(WORK REQUIRED)
Render every entry verbatim.

(DATA LISTING)

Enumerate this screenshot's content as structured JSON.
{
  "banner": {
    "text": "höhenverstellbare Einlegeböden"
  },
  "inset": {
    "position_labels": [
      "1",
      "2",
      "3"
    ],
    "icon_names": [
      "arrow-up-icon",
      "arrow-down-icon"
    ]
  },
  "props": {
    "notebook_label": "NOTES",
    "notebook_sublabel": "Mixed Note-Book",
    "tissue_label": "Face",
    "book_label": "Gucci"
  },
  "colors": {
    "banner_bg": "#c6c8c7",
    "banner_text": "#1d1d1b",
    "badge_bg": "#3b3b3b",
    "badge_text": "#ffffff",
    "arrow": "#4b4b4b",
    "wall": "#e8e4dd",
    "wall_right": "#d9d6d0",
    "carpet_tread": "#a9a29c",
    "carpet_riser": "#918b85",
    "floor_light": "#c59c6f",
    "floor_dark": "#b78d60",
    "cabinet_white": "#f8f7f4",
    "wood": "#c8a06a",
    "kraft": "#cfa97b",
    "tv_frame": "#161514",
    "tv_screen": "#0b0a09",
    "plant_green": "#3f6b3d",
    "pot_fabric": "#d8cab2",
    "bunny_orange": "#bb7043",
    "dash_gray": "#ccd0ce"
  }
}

(FINISHED EXERCISE)
Enumerate this screenshot's content as structured JSON.
{
  "banner": {
    "text": "höhenverstellbare Einlegeböden"
  },
  "inset": {
    "position_labels": [
      "1",
      "2",
      "3"
    ],
    "icon_names": [
      "arrow-up-icon",
      "arrow-down-icon"
    ]
  },
  "props": {
    "notebook_label": "NOTES",
    "notebook_sublabel": "Mixed Note-Book",
    "tissue_label": "Face",
    "book_label": "Gucci"
  },
  "colors": {
    "banner_bg": "#c6c8c7",
    "banner_text": "#1d1d1b",
    "badge_bg": "#3b3b3b",
    "badge_text": "#ffffff",
    "arrow": "#4b4b4b",
    "wall": "#e8e4dd",
    "wall_right": "#d9d6d0",
    "carpet_tread": "#a9a29c",
    "carpet_riser": "#918b85",
    "floor_light": "#c59c6f",
    "floor_dark": "#b78d60",
    "cabinet_white": "#f8f7f4",
    "wood": "#c8a06a",
    "kraft": "#cfa97b",
    "tv_frame": "#161514",
    "tv_screen": "#0b0a09",
    "plant_green": "#3f6b3d",
    "pot_fabric": "#d8cab2",
    "bunny_orange": "#bb7043",
    "dash_gray": "#ccd0ce"
  }
}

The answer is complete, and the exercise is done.